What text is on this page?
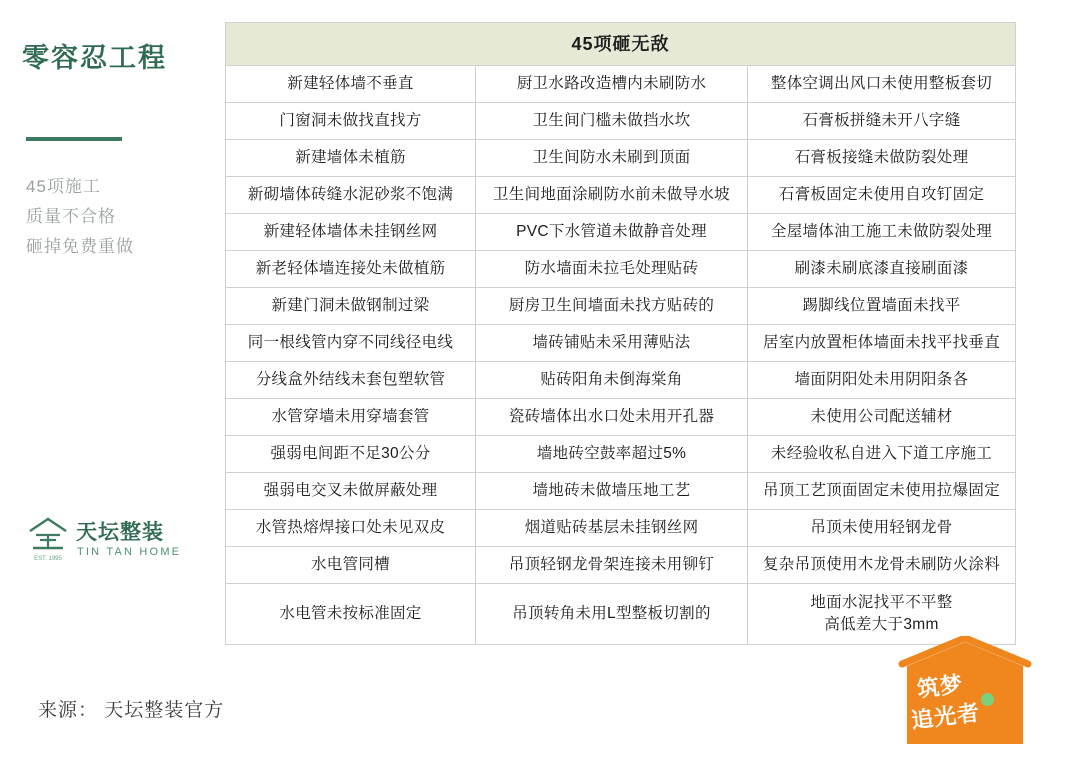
零容忍工程
45项施工
质量不合格
砸掉免费重做
EST. 1995
天坛整装
TIN TAN HOME
来源： 天坛整装官方
45项砸无敌		
新建轻体墙不垂直	厨卫水路改造槽内未刷防水	整体空调出风口未使用整板套切
门窗洞未做找直找方	卫生间门槛未做挡水坎	石膏板拼缝未开八字缝
新建墙体未植筋	卫生间防水未刷到顶面	石膏板接缝未做防裂处理
新砌墙体砖缝水泥砂浆不饱满	卫生间地面涂刷防水前未做导水坡	石膏板固定未使用自攻钉固定
新建轻体墙体未挂钢丝网	PVC下水管道未做静音处理	全屋墙体油工施工未做防裂处理
新老轻体墙连接处未做植筋	防水墙面未拉毛处理贴砖	刷漆未刷底漆直接刷面漆
新建门洞未做钢制过梁	厨房卫生间墙面未找方贴砖的	踢脚线位置墙面未找平
同一根线管内穿不同线径电线	墙砖铺贴未采用薄贴法	居室内放置柜体墙面未找平找垂直
分线盒外结线未套包塑软管	贴砖阳角未倒海棠角	墙面阴阳处未用阴阳条各
水管穿墙未用穿墙套管	瓷砖墙体出水口处未用开孔器	未使用公司配送辅材
强弱电间距不足30公分	墙地砖空鼓率超过5%	未经验收私自进入下道工序施工
强弱电交叉未做屏蔽处理	墙地砖未做墙压地工艺	吊顶工艺顶面固定未使用拉爆固定
水管热熔焊接口处未见双皮	烟道贴砖基层未挂钢丝网	吊顶未使用轻钢龙骨
水电管同槽	吊顶轻钢龙骨架连接未用铆钉	复杂吊顶使用木龙骨未刷防火涂料
水电管未按标准固定	吊顶转角未用L型整板切割的	地面水泥找平不平整
高低差大于3mm
筑梦
追光者
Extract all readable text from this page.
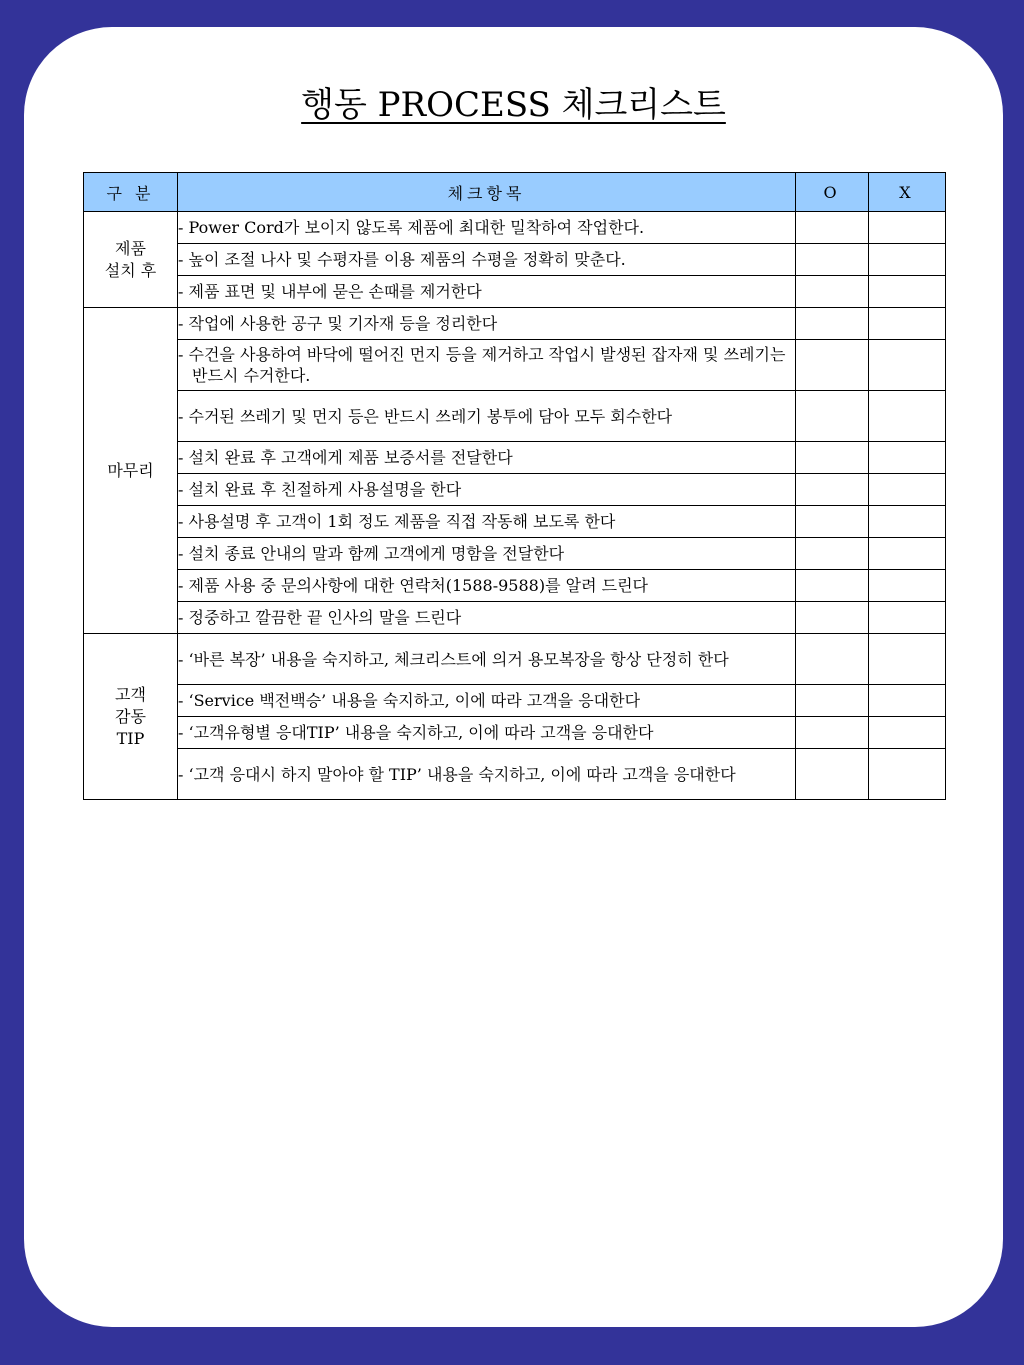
행동 PROCESS 체크리스트
구 분	체크항목	O	X
제품
설치 후	- Power Cord가 보이지 않도록 제품에 최대한 밀착하여 작업한다.		

	- 높이 조절 나사 및 수평자를 이용 제품의 수평을 정확히 맞춘다.		

	- 제품 표면 및 내부에 묻은 손때를 제거한다		

마무리	- 작업에 사용한 공구 및 기자재 등을 정리한다		

	- 수건을 사용하여 바닥에 떨어진 먼지 등을 제거하고 작업시 발생된 잡자재 및 쓰레기는 반드시 수거한다.		

	- 수거된 쓰레기 및 먼지 등은 반드시 쓰레기 봉투에 담아 모두 회수한다		

	- 설치 완료 후 고객에게 제품 보증서를 전달한다		

	- 설치 완료 후 친절하게 사용설명을 한다		

	- 사용설명 후 고객이 1회 정도 제품을 직접 작동해 보도록 한다		

	- 설치 종료 안내의 말과 함께 고객에게 명함을 전달한다		

	- 제품 사용 중 문의사항에 대한 연락처(1588-9588)를 알려 드린다		

	- 정중하고 깔끔한 끝 인사의 말을 드린다		

고객
감동
TIP	- ‘바른 복장’ 내용을 숙지하고, 체크리스트에 의거 용모복장을 항상 단정히 한다		

	- ‘Service 백전백승’ 내용을 숙지하고, 이에 따라 고객을 응대한다		

	- ‘고객유형별 응대TIP’ 내용을 숙지하고, 이에 따라 고객을 응대한다		

	- ‘고객 응대시 하지 말아야 할 TIP’ 내용을 숙지하고, 이에 따라 고객을 응대한다		
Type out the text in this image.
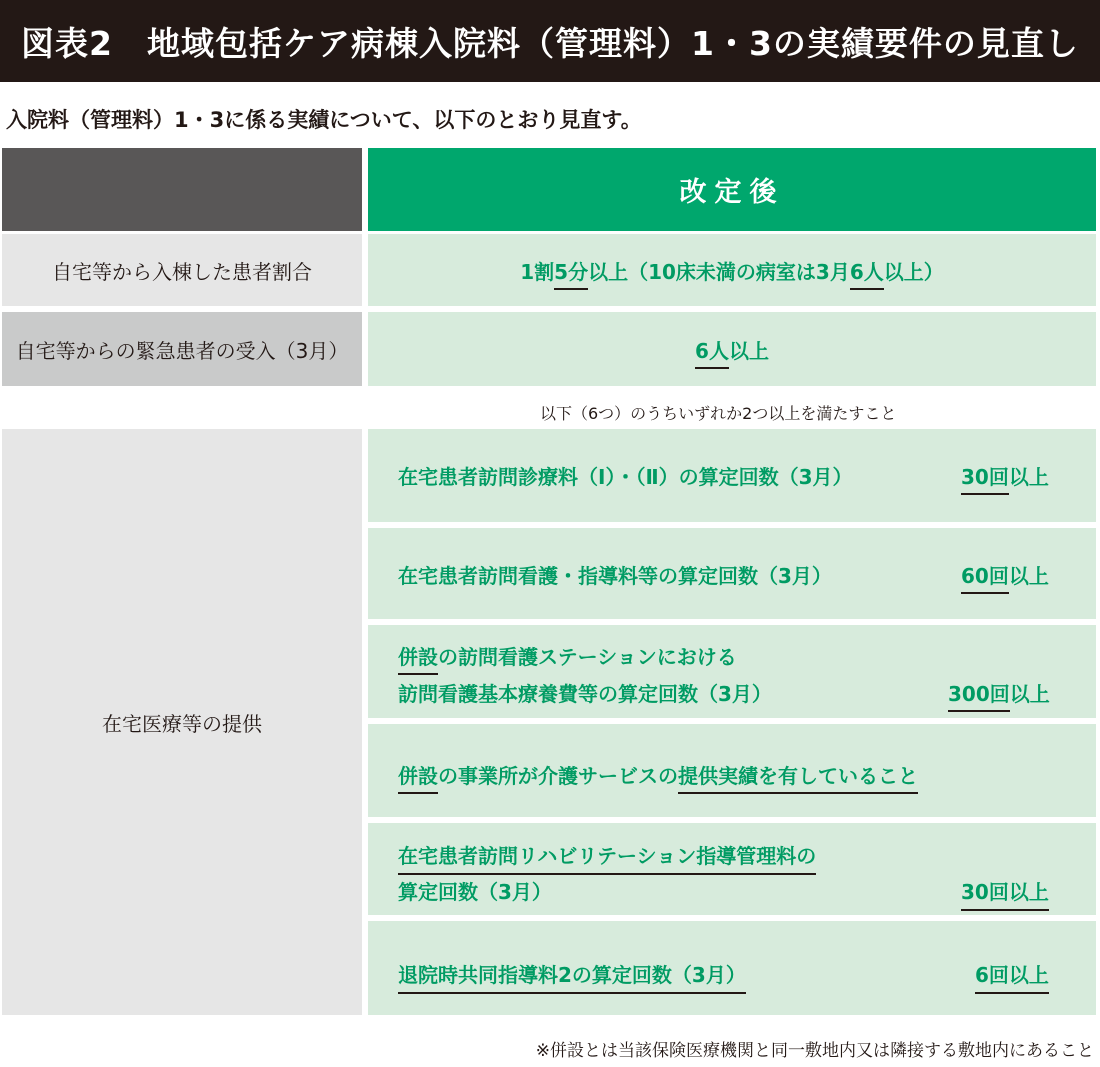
図表2　地域包括ケア病棟入院料（管理料）1・3の実績要件の見直し
入院料（管理料）1・3に係る実績について、以下のとおり見直す。
改定後
自宅等から入棟した患者割合	1割5分以上（10床未満の病室は3月6人以上）
自宅等からの緊急患者の受入（3月）	6人以上
以下（6つ）のうちいずれか2つ以上を満たすこと
在宅医療等の提供
在宅患者訪問診療料（Ⅰ）・（Ⅱ）の算定回数（3月）	30回以上
在宅患者訪問看護・指導料等の算定回数（3月）	60回以上
併設の訪問看護ステーションにおける
訪問看護基本療養費等の算定回数（3月）	300回以上
併設の事業所が介護サービスの提供実績を有していること
在宅患者訪問リハビリテーション指導管理料の
算定回数（3月）	30回以上
退院時共同指導料2の算定回数（3月）	6回以上
※併設とは当該保険医療機関と同一敷地内又は隣接する敷地内にあること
-=-=-=-=-
The records above must be transcribed exactly. Pictures are left out of the copy.

_THE RESPONSE_
What text is on this page?
零容忍工程
45项施工
质量不合格
砸掉免费重做
EST. 1995
天坛整装
TIN TAN HOME
来源： 天坛整装官方
45项砸无敌		
新建轻体墙不垂直	厨卫水路改造槽内未刷防水	整体空调出风口未使用整板套切
门窗洞未做找直找方	卫生间门槛未做挡水坎	石膏板拼缝未开八字缝
新建墙体未植筋	卫生间防水未刷到顶面	石膏板接缝未做防裂处理
新砌墙体砖缝水泥砂浆不饱满	卫生间地面涂刷防水前未做导水坡	石膏板固定未使用自攻钉固定
新建轻体墙体未挂钢丝网	PVC下水管道未做静音处理	全屋墙体油工施工未做防裂处理
新老轻体墙连接处未做植筋	防水墙面未拉毛处理贴砖	刷漆未刷底漆直接刷面漆
新建门洞未做钢制过梁	厨房卫生间墙面未找方贴砖的	踢脚线位置墙面未找平
同一根线管内穿不同线径电线	墙砖铺贴未采用薄贴法	居室内放置柜体墙面未找平找垂直
分线盒外结线未套包塑软管	贴砖阳角未倒海棠角	墙面阴阳处未用阴阳条各
水管穿墙未用穿墙套管	瓷砖墙体出水口处未用开孔器	未使用公司配送辅材
强弱电间距不足30公分	墙地砖空鼓率超过5%	未经验收私自进入下道工序施工
强弱电交叉未做屏蔽处理	墙地砖未做墙压地工艺	吊顶工艺顶面固定未使用拉爆固定
水管热熔焊接口处未见双皮	烟道贴砖基层未挂钢丝网	吊顶未使用轻钢龙骨
水电管同槽	吊顶轻钢龙骨架连接未用铆钉	复杂吊顶使用木龙骨未刷防火涂料
水电管未按标准固定	吊顶转角未用L型整板切割的	地面水泥找平不平整
高低差大于3mm
筑梦
追光者
Extract all readable text from this page.
행동 PROCESS 체크리스트
구 분	체크항목	O	X
제품
설치 후	- Power Cord가 보이지 않도록 제품에 최대한 밀착하여 작업한다.		

	- 높이 조절 나사 및 수평자를 이용 제품의 수평을 정확히 맞춘다.		

	- 제품 표면 및 내부에 묻은 손때를 제거한다		

마무리	- 작업에 사용한 공구 및 기자재 등을 정리한다		

	- 수건을 사용하여 바닥에 떨어진 먼지 등을 제거하고 작업시 발생된 잡자재 및 쓰레기는 반드시 수거한다.		

	- 수거된 쓰레기 및 먼지 등은 반드시 쓰레기 봉투에 담아 모두 회수한다		

	- 설치 완료 후 고객에게 제품 보증서를 전달한다		

	- 설치 완료 후 친절하게 사용설명을 한다		

	- 사용설명 후 고객이 1회 정도 제품을 직접 작동해 보도록 한다		

	- 설치 종료 안내의 말과 함께 고객에게 명함을 전달한다		

	- 제품 사용 중 문의사항에 대한 연락처(1588-9588)를 알려 드린다		

	- 정중하고 깔끔한 끝 인사의 말을 드린다		

고객
감동
TIP	- ‘바른 복장’ 내용을 숙지하고, 체크리스트에 의거 용모복장을 항상 단정히 한다		

	- ‘Service 백전백승’ 내용을 숙지하고, 이에 따라 고객을 응대한다		

	- ‘고객유형별 응대TIP’ 내용을 숙지하고, 이에 따라 고객을 응대한다		

	- ‘고객 응대시 하지 말아야 할 TIP’ 내용을 숙지하고, 이에 따라 고객을 응대한다		
Type out the text in this image.
図表2　地域包括ケア病棟入院料（管理料）1・3の実績要件の見直し
入院料（管理料）1・3に係る実績について、以下のとおり見直す。
改定後
自宅等から入棟した患者割合	1割5分以上（10床未満の病室は3月6人以上）
自宅等からの緊急患者の受入（3月）	6人以上
以下（6つ）のうちいずれか2つ以上を満たすこと
在宅医療等の提供
在宅患者訪問診療料（Ⅰ）・（Ⅱ）の算定回数（3月）	30回以上
在宅患者訪問看護・指導料等の算定回数（3月）	60回以上
併設の訪問看護ステーションにおける
訪問看護基本療養費等の算定回数（3月）	300回以上
併設の事業所が介護サービスの提供実績を有していること
在宅患者訪問リハビリテーション指導管理料の
算定回数（3月）	30回以上
退院時共同指導料2の算定回数（3月）	6回以上
※併設とは当該保険医療機関と同一敷地内又は隣接する敷地内にあること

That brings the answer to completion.